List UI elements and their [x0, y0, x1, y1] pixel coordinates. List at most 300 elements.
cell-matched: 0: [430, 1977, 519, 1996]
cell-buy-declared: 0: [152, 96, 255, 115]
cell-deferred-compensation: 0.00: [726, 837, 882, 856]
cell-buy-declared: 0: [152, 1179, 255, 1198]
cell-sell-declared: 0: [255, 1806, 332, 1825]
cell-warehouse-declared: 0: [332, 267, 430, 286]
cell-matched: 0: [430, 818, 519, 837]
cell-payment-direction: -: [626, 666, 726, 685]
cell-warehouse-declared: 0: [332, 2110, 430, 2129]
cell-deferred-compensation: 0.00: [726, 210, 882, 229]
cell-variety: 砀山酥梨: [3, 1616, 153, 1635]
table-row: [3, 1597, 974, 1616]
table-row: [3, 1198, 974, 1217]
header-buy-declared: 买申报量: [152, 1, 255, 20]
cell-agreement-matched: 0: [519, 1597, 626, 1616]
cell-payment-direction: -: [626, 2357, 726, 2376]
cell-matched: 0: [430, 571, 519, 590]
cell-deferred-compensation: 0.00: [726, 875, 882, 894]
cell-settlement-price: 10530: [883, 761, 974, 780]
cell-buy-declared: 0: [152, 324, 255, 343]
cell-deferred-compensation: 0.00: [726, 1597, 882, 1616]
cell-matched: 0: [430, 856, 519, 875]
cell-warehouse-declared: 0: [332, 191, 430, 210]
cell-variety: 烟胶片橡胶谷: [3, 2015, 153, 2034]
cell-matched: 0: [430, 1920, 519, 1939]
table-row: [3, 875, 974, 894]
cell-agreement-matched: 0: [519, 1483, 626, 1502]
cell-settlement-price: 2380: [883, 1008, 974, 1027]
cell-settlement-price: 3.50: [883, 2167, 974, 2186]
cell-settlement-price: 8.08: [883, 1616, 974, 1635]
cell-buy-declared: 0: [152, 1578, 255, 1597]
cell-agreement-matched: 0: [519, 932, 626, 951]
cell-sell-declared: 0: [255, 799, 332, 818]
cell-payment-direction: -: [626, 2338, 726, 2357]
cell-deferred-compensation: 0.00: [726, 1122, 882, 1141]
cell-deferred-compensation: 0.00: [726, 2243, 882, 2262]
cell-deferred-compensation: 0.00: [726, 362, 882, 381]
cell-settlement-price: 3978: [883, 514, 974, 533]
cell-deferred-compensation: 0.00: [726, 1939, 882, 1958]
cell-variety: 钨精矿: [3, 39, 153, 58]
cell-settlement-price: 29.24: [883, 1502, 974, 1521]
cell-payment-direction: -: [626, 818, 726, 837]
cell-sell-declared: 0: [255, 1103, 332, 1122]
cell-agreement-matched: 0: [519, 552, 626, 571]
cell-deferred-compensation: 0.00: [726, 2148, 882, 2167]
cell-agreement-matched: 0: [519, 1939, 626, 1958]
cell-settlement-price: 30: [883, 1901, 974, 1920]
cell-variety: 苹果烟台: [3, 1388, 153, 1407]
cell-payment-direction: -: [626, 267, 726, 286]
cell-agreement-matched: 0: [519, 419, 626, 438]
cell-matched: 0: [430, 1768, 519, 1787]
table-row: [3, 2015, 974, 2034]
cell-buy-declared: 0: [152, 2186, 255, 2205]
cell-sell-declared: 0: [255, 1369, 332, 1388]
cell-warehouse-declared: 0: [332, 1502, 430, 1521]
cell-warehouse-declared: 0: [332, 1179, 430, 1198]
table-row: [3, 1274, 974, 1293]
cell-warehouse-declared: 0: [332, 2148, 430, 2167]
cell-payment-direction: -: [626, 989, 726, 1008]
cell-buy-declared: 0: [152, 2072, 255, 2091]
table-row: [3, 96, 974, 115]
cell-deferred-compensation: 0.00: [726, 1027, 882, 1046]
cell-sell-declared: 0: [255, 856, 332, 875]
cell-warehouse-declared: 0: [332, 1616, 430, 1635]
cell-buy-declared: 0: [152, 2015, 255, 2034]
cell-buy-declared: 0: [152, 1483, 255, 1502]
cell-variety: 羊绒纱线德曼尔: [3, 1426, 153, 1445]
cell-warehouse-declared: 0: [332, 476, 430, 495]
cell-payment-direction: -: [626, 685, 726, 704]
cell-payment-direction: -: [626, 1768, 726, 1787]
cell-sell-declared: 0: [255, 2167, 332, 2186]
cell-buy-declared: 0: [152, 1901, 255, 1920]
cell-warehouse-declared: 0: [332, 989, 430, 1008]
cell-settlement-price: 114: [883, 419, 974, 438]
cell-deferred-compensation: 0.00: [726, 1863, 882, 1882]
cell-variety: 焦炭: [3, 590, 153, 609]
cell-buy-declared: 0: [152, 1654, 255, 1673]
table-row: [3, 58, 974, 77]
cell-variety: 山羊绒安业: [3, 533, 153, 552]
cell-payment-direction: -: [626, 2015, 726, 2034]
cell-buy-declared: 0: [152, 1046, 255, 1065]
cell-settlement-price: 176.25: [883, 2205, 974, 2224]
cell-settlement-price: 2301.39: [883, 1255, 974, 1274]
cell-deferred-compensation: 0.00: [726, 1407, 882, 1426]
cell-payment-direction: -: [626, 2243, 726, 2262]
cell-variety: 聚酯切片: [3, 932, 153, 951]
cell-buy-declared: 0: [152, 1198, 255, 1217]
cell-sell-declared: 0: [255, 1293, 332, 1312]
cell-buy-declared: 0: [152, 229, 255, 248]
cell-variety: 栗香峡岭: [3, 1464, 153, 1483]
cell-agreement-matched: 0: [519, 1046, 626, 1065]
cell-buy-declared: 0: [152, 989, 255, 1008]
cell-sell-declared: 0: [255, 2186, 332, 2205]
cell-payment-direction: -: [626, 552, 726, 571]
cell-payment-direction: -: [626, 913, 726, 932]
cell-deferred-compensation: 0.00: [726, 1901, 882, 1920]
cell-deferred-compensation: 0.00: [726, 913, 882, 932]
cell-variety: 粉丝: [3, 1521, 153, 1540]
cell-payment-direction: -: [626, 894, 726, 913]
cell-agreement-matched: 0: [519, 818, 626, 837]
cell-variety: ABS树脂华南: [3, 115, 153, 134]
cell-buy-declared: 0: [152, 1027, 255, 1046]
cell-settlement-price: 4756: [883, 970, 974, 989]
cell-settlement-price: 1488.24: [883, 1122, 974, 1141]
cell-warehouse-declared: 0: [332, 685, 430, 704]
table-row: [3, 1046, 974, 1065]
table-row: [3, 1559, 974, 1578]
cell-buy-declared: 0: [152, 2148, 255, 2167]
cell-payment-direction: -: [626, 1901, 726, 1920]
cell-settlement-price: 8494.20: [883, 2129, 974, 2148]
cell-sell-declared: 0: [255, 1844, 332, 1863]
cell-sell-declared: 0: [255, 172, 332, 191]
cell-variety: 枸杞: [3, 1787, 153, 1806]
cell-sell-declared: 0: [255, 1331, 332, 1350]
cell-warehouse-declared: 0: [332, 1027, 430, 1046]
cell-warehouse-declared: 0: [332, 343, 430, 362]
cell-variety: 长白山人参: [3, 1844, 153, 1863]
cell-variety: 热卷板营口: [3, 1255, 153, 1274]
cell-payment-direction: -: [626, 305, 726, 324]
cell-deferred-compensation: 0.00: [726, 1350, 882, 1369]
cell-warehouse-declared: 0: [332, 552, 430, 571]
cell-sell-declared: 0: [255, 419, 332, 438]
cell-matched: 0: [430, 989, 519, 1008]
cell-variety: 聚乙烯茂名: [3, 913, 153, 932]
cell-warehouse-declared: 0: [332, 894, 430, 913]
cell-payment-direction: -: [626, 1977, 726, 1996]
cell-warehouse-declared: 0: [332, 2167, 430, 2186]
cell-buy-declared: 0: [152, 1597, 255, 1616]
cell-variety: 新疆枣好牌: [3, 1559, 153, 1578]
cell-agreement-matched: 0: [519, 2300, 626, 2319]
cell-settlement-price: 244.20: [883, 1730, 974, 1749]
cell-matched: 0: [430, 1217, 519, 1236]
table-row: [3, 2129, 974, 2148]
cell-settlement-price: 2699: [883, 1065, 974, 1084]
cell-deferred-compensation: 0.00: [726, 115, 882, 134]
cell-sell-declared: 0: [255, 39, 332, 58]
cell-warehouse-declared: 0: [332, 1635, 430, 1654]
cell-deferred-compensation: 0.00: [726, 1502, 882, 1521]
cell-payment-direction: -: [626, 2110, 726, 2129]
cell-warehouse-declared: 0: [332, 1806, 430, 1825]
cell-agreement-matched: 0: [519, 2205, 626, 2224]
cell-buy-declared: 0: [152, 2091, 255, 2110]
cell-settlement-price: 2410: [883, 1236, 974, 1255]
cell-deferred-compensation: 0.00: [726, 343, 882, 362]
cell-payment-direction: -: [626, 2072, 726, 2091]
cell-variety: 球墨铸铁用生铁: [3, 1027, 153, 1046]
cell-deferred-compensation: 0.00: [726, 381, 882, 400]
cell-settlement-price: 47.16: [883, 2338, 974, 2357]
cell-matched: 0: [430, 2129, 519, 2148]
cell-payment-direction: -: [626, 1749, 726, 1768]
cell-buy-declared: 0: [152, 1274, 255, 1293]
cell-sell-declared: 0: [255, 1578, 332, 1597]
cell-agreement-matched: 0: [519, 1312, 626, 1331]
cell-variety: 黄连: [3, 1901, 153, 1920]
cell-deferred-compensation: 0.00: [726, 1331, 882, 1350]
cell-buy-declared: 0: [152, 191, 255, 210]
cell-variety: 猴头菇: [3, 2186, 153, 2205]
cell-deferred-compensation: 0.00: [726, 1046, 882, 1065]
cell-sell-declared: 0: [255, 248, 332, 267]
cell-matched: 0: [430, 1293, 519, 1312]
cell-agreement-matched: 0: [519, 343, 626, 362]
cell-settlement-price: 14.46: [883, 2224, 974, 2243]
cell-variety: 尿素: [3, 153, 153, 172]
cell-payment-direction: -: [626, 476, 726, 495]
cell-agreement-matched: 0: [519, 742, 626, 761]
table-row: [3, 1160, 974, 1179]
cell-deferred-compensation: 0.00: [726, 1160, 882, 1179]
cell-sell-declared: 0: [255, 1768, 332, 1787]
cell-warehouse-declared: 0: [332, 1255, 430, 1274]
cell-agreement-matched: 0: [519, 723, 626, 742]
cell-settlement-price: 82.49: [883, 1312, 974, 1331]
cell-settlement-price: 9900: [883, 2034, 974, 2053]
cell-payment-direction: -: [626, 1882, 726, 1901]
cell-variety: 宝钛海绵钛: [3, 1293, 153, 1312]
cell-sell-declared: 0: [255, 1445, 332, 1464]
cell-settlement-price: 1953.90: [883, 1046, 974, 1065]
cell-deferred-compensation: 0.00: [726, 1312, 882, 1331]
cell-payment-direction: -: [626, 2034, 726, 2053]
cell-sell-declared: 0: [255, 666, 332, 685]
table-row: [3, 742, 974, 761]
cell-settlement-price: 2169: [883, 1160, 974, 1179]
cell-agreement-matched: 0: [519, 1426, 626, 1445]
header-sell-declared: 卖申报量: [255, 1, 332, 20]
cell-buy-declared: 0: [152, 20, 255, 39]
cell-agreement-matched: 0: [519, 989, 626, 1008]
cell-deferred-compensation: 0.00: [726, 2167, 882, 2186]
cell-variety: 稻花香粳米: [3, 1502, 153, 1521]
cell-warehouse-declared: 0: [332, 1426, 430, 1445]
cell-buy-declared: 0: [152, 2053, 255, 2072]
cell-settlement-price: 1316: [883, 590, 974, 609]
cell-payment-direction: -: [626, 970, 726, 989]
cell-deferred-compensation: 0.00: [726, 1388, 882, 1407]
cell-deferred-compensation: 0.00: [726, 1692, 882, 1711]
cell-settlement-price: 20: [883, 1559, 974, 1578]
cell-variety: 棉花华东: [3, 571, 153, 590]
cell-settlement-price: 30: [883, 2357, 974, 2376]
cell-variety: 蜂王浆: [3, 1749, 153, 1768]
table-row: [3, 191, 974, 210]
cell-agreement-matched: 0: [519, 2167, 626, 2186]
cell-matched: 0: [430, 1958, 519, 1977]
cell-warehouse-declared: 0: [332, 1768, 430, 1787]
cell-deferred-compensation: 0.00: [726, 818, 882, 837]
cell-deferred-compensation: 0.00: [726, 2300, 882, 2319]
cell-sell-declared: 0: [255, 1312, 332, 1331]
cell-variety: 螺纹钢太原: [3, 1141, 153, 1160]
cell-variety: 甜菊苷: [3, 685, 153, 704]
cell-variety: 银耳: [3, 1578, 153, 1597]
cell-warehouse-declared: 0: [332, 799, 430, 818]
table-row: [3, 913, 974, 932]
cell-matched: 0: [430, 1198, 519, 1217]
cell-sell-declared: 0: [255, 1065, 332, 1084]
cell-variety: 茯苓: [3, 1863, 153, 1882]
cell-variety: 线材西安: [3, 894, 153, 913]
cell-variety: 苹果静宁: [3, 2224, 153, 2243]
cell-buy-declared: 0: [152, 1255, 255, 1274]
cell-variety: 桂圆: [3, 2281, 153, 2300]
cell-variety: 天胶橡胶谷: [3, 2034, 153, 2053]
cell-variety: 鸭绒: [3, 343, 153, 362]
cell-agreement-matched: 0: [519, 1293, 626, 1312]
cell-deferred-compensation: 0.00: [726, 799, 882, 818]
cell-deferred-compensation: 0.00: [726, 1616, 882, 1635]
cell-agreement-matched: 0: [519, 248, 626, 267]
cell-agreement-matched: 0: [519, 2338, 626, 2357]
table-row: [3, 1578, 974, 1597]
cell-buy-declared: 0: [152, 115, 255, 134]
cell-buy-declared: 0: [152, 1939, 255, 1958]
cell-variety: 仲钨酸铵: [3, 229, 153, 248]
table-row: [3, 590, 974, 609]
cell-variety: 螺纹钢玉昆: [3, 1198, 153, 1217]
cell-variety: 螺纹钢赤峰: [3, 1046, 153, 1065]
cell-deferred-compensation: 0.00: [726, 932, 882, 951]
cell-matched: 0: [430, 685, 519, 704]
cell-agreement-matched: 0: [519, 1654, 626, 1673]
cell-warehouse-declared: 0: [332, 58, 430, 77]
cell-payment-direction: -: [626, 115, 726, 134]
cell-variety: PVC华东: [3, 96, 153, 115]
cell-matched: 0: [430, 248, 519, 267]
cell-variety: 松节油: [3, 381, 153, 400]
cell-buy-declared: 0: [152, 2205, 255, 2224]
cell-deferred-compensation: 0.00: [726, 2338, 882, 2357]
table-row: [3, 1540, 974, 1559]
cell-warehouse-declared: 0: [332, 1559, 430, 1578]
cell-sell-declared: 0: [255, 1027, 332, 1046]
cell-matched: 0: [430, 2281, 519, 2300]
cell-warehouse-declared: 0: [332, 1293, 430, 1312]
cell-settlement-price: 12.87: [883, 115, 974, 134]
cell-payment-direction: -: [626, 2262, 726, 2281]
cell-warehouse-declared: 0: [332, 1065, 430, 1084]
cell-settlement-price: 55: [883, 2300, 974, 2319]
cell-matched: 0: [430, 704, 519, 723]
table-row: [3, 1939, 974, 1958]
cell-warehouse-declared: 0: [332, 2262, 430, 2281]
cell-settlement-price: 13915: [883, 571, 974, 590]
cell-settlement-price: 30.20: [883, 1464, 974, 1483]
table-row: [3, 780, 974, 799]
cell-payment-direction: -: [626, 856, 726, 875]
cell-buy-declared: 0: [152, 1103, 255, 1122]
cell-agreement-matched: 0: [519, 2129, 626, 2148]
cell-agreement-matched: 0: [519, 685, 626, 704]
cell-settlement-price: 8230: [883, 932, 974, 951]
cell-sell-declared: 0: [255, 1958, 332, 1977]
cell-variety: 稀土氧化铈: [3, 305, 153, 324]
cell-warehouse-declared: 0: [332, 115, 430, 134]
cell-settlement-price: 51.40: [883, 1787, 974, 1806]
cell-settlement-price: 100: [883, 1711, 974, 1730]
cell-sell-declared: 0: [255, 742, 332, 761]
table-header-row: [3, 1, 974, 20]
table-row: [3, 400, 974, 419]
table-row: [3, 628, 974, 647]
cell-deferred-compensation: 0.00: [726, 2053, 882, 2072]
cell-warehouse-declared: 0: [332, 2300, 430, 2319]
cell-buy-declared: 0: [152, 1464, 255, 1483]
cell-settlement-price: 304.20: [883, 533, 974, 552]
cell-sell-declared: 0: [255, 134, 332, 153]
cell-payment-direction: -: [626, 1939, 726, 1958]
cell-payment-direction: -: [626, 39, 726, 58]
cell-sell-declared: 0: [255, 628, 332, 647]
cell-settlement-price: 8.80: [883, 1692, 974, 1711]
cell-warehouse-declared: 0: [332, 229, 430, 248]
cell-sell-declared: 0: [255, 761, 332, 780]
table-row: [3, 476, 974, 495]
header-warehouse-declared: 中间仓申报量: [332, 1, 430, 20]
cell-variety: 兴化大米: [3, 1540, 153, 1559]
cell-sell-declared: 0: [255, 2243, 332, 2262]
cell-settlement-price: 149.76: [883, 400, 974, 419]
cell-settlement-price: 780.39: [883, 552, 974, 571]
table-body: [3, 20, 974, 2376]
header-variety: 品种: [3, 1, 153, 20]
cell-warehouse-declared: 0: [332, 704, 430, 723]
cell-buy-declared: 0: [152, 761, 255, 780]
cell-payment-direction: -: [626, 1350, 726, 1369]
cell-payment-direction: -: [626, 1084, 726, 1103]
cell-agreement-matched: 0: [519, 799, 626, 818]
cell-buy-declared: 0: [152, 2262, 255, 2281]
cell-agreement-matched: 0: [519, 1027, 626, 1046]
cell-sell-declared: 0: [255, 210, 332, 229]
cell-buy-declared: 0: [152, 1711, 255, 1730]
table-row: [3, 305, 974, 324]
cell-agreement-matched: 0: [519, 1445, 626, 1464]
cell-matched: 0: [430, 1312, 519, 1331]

________________________________________

§ **WORK TO DO**: Reproduce word for word the lines from the start of the entries above through the line containing "cell-deferred-compensation: 0.00: [726, 210, 882, 229]", including that line.

§ **ANSWER TO THIS PROBLEM**:
List UI elements and their [x0, y0, x1, y1] pixel coordinates. List at most 300 elements.
cell-matched: 0: [430, 1977, 519, 1996]
cell-buy-declared: 0: [152, 96, 255, 115]
cell-deferred-compensation: 0.00: [726, 837, 882, 856]
cell-buy-declared: 0: [152, 1179, 255, 1198]
cell-sell-declared: 0: [255, 1806, 332, 1825]
cell-warehouse-declared: 0: [332, 267, 430, 286]
cell-matched: 0: [430, 818, 519, 837]
cell-payment-direction: -: [626, 666, 726, 685]
cell-warehouse-declared: 0: [332, 2110, 430, 2129]
cell-deferred-compensation: 0.00: [726, 210, 882, 229]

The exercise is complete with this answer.